→ Record list
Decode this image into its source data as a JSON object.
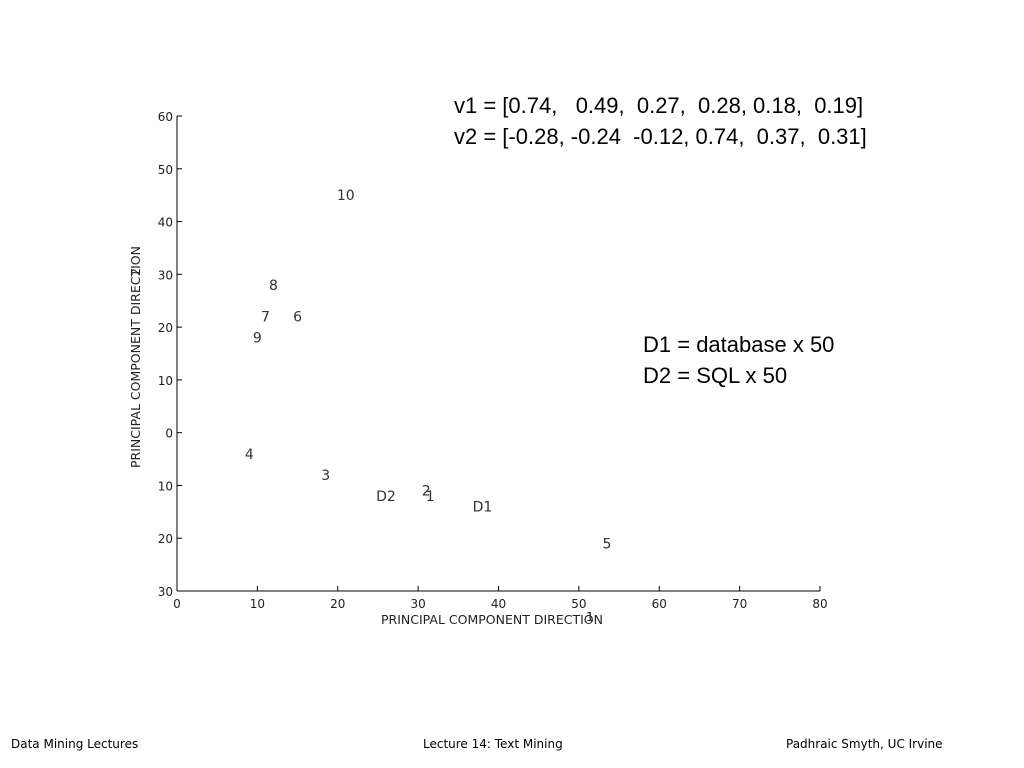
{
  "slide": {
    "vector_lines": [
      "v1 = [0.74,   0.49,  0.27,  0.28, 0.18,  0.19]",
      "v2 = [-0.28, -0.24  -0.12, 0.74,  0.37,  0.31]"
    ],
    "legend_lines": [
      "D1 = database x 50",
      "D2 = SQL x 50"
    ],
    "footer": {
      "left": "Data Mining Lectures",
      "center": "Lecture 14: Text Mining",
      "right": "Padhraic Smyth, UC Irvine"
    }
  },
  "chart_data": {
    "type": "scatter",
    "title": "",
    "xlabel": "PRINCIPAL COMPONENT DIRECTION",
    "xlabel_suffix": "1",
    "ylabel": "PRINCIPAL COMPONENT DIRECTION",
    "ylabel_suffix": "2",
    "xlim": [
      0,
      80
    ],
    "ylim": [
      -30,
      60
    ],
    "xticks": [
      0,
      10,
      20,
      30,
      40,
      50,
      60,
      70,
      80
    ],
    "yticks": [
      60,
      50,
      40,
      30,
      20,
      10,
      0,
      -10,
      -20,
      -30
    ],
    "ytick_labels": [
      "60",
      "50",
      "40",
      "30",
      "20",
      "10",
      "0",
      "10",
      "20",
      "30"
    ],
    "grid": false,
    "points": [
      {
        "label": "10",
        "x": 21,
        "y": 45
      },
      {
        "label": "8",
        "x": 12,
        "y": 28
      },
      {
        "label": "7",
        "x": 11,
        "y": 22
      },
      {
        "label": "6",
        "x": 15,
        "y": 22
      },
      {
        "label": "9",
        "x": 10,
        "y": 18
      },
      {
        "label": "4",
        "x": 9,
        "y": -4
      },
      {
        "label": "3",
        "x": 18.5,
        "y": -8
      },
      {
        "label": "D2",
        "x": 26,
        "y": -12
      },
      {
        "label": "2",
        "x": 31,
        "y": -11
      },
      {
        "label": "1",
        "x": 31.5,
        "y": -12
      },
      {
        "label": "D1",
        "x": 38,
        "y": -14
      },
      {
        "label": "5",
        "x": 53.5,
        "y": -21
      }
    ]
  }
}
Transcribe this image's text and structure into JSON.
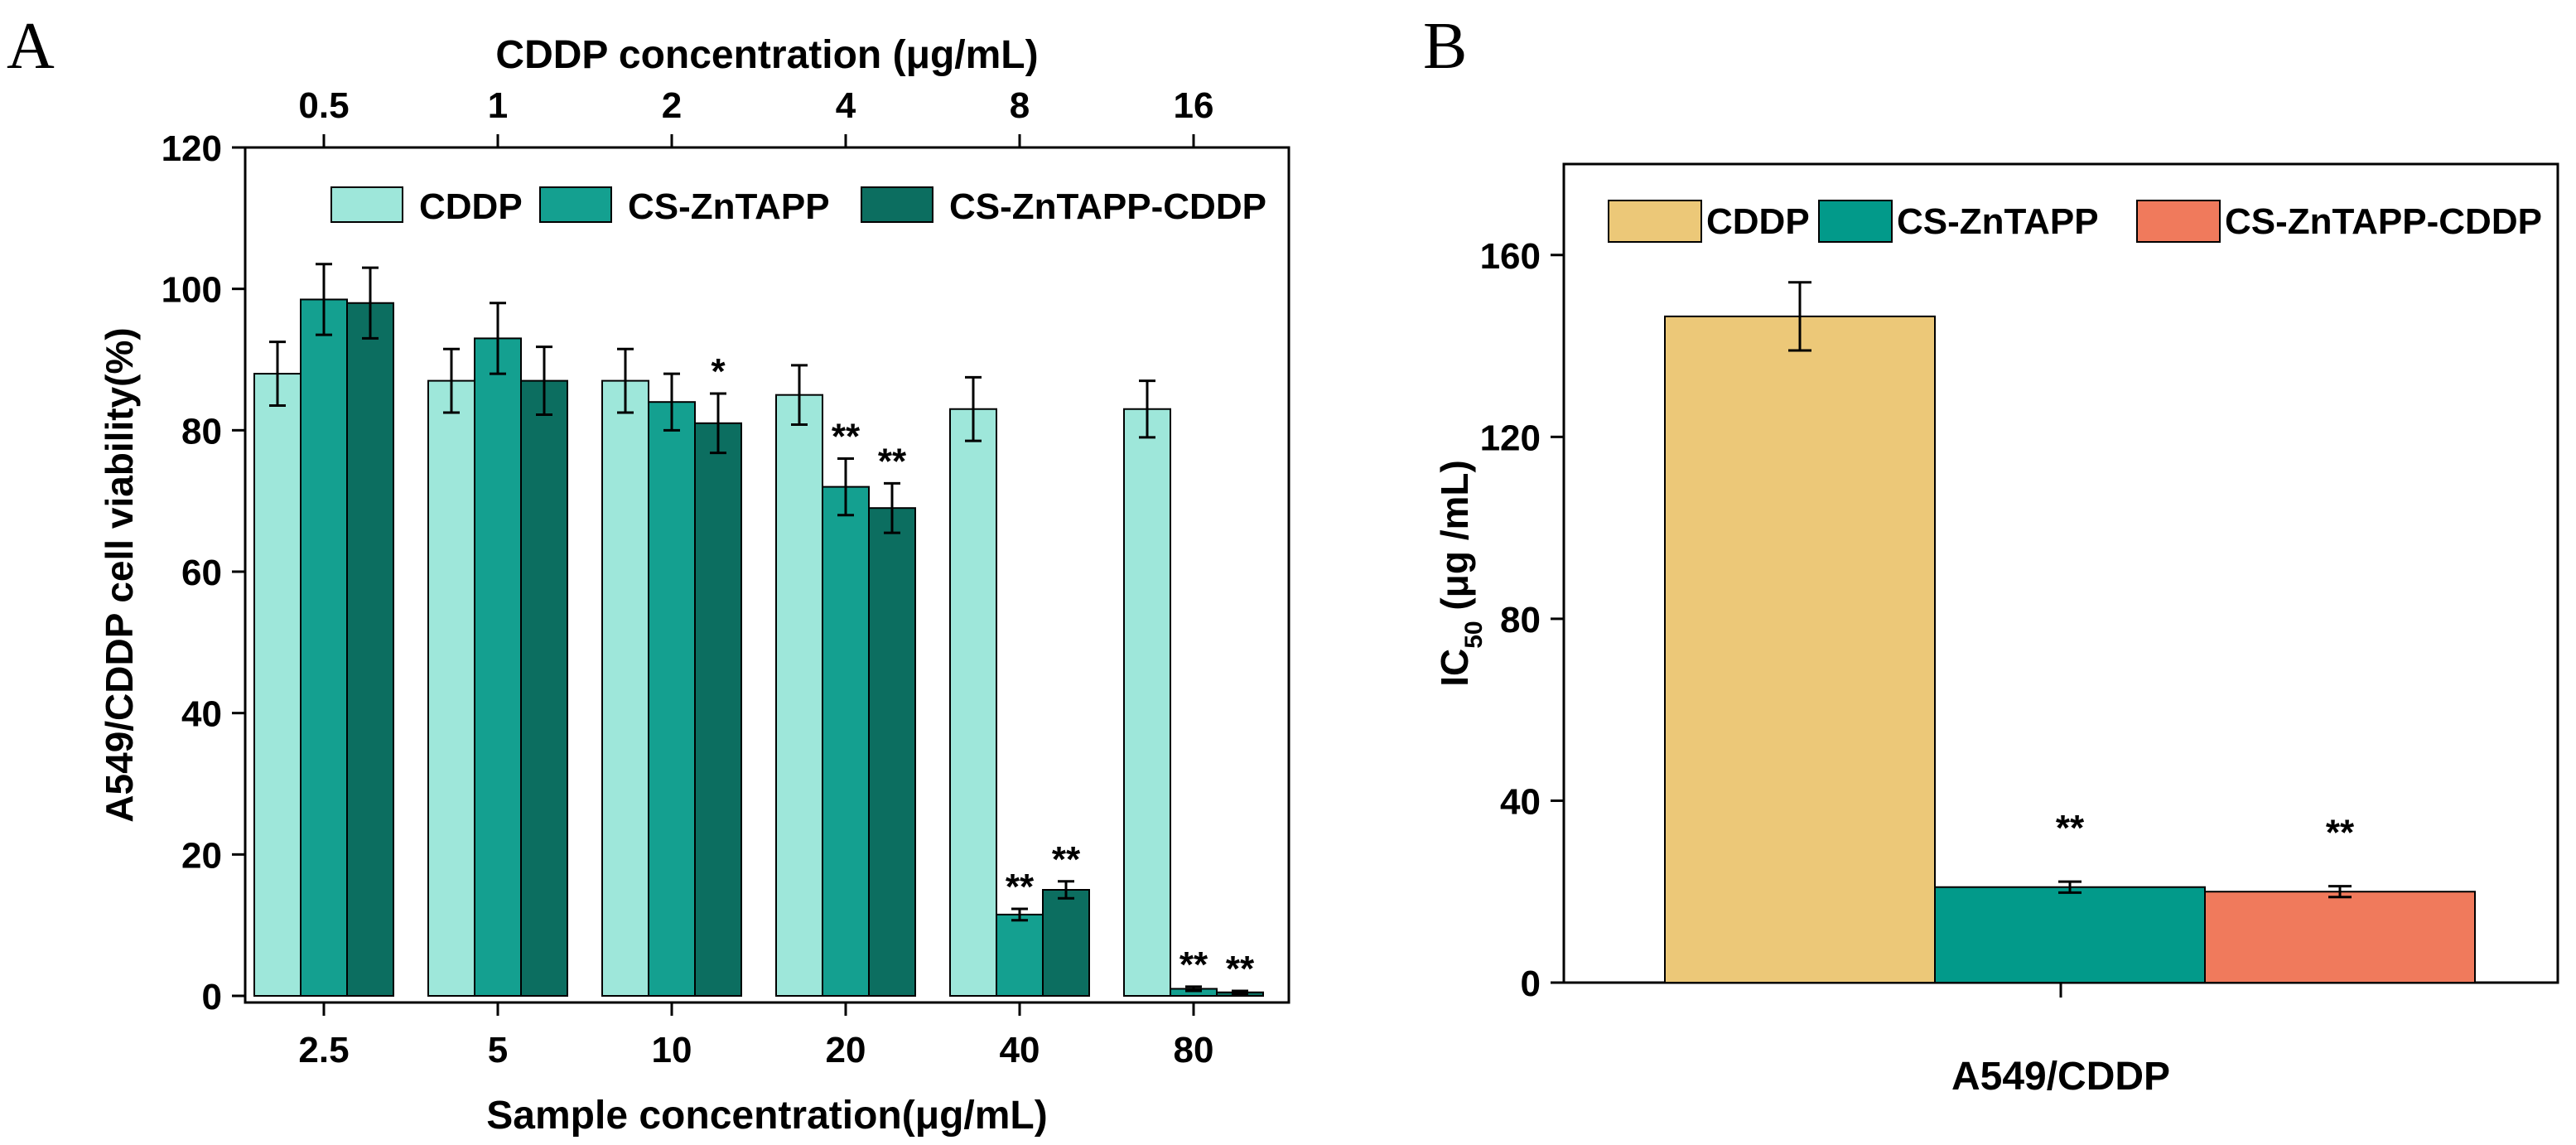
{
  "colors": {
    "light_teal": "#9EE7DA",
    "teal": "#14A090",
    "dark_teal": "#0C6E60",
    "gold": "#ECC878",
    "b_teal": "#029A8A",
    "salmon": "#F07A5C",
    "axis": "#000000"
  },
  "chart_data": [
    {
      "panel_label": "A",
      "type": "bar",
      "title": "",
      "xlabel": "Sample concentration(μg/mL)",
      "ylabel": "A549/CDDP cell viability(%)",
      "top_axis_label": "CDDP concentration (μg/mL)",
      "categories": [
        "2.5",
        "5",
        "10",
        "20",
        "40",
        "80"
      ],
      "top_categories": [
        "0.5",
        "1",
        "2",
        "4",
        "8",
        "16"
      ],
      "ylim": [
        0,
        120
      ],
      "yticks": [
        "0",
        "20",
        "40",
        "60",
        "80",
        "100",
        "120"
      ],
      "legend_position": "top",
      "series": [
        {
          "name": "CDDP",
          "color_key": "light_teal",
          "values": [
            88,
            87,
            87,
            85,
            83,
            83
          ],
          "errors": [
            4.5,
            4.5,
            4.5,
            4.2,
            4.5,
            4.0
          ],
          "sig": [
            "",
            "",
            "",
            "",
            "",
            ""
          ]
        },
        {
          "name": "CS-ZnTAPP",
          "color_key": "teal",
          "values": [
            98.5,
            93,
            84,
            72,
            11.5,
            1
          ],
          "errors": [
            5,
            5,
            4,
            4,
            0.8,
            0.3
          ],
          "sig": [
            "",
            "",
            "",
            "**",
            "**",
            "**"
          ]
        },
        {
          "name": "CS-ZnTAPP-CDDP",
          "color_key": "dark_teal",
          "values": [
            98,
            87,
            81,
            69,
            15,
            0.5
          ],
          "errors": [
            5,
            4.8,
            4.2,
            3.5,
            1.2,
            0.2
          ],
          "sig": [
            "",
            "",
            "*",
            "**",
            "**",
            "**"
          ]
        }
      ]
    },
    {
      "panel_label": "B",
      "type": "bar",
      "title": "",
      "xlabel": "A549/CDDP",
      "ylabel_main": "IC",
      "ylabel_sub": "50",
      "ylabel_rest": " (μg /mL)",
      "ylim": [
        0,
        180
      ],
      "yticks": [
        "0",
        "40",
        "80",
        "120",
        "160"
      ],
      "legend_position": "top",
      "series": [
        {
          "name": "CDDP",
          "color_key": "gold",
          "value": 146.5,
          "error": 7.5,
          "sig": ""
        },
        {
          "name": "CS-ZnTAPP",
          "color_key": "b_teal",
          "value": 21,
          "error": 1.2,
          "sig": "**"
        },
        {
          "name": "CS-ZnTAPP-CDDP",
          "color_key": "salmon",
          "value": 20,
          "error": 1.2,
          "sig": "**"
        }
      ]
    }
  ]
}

→ Given problem
Exclude the images, then output the data above word for word.

→ Final result
Decode this image into its source data as a JSON object.
{
  "slide": {
    "vector_lines": [
      "v1 = [0.74,   0.49,  0.27,  0.28, 0.18,  0.19]",
      "v2 = [-0.28, -0.24  -0.12, 0.74,  0.37,  0.31]"
    ],
    "legend_lines": [
      "D1 = database x 50",
      "D2 = SQL x 50"
    ],
    "footer": {
      "left": "Data Mining Lectures",
      "center": "Lecture 14: Text Mining",
      "right": "Padhraic Smyth, UC Irvine"
    }
  },
  "chart_data": {
    "type": "scatter",
    "title": "",
    "xlabel": "PRINCIPAL COMPONENT DIRECTION",
    "xlabel_suffix": "1",
    "ylabel": "PRINCIPAL COMPONENT DIRECTION",
    "ylabel_suffix": "2",
    "xlim": [
      0,
      80
    ],
    "ylim": [
      -30,
      60
    ],
    "xticks": [
      0,
      10,
      20,
      30,
      40,
      50,
      60,
      70,
      80
    ],
    "yticks": [
      60,
      50,
      40,
      30,
      20,
      10,
      0,
      -10,
      -20,
      -30
    ],
    "ytick_labels": [
      "60",
      "50",
      "40",
      "30",
      "20",
      "10",
      "0",
      "10",
      "20",
      "30"
    ],
    "grid": false,
    "points": [
      {
        "label": "10",
        "x": 21,
        "y": 45
      },
      {
        "label": "8",
        "x": 12,
        "y": 28
      },
      {
        "label": "7",
        "x": 11,
        "y": 22
      },
      {
        "label": "6",
        "x": 15,
        "y": 22
      },
      {
        "label": "9",
        "x": 10,
        "y": 18
      },
      {
        "label": "4",
        "x": 9,
        "y": -4
      },
      {
        "label": "3",
        "x": 18.5,
        "y": -8
      },
      {
        "label": "D2",
        "x": 26,
        "y": -12
      },
      {
        "label": "2",
        "x": 31,
        "y": -11
      },
      {
        "label": "1",
        "x": 31.5,
        "y": -12
      },
      {
        "label": "D1",
        "x": 38,
        "y": -14
      },
      {
        "label": "5",
        "x": 53.5,
        "y": -21
      }
    ]
  }
}
Transcribe this image's text and structure into JSON.
{
  "colors": {
    "light_teal": "#9EE7DA",
    "teal": "#14A090",
    "dark_teal": "#0C6E60",
    "gold": "#ECC878",
    "b_teal": "#029A8A",
    "salmon": "#F07A5C",
    "axis": "#000000"
  },
  "chart_data": [
    {
      "panel_label": "A",
      "type": "bar",
      "title": "",
      "xlabel": "Sample concentration(μg/mL)",
      "ylabel": "A549/CDDP cell viability(%)",
      "top_axis_label": "CDDP concentration (μg/mL)",
      "categories": [
        "2.5",
        "5",
        "10",
        "20",
        "40",
        "80"
      ],
      "top_categories": [
        "0.5",
        "1",
        "2",
        "4",
        "8",
        "16"
      ],
      "ylim": [
        0,
        120
      ],
      "yticks": [
        "0",
        "20",
        "40",
        "60",
        "80",
        "100",
        "120"
      ],
      "legend_position": "top",
      "series": [
        {
          "name": "CDDP",
          "color_key": "light_teal",
          "values": [
            88,
            87,
            87,
            85,
            83,
            83
          ],
          "errors": [
            4.5,
            4.5,
            4.5,
            4.2,
            4.5,
            4.0
          ],
          "sig": [
            "",
            "",
            "",
            "",
            "",
            ""
          ]
        },
        {
          "name": "CS-ZnTAPP",
          "color_key": "teal",
          "values": [
            98.5,
            93,
            84,
            72,
            11.5,
            1
          ],
          "errors": [
            5,
            5,
            4,
            4,
            0.8,
            0.3
          ],
          "sig": [
            "",
            "",
            "",
            "**",
            "**",
            "**"
          ]
        },
        {
          "name": "CS-ZnTAPP-CDDP",
          "color_key": "dark_teal",
          "values": [
            98,
            87,
            81,
            69,
            15,
            0.5
          ],
          "errors": [
            5,
            4.8,
            4.2,
            3.5,
            1.2,
            0.2
          ],
          "sig": [
            "",
            "",
            "*",
            "**",
            "**",
            "**"
          ]
        }
      ]
    },
    {
      "panel_label": "B",
      "type": "bar",
      "title": "",
      "xlabel": "A549/CDDP",
      "ylabel_main": "IC",
      "ylabel_sub": "50",
      "ylabel_rest": " (μg /mL)",
      "ylim": [
        0,
        180
      ],
      "yticks": [
        "0",
        "40",
        "80",
        "120",
        "160"
      ],
      "legend_position": "top",
      "series": [
        {
          "name": "CDDP",
          "color_key": "gold",
          "value": 146.5,
          "error": 7.5,
          "sig": ""
        },
        {
          "name": "CS-ZnTAPP",
          "color_key": "b_teal",
          "value": 21,
          "error": 1.2,
          "sig": "**"
        },
        {
          "name": "CS-ZnTAPP-CDDP",
          "color_key": "salmon",
          "value": 20,
          "error": 1.2,
          "sig": "**"
        }
      ]
    }
  ]
}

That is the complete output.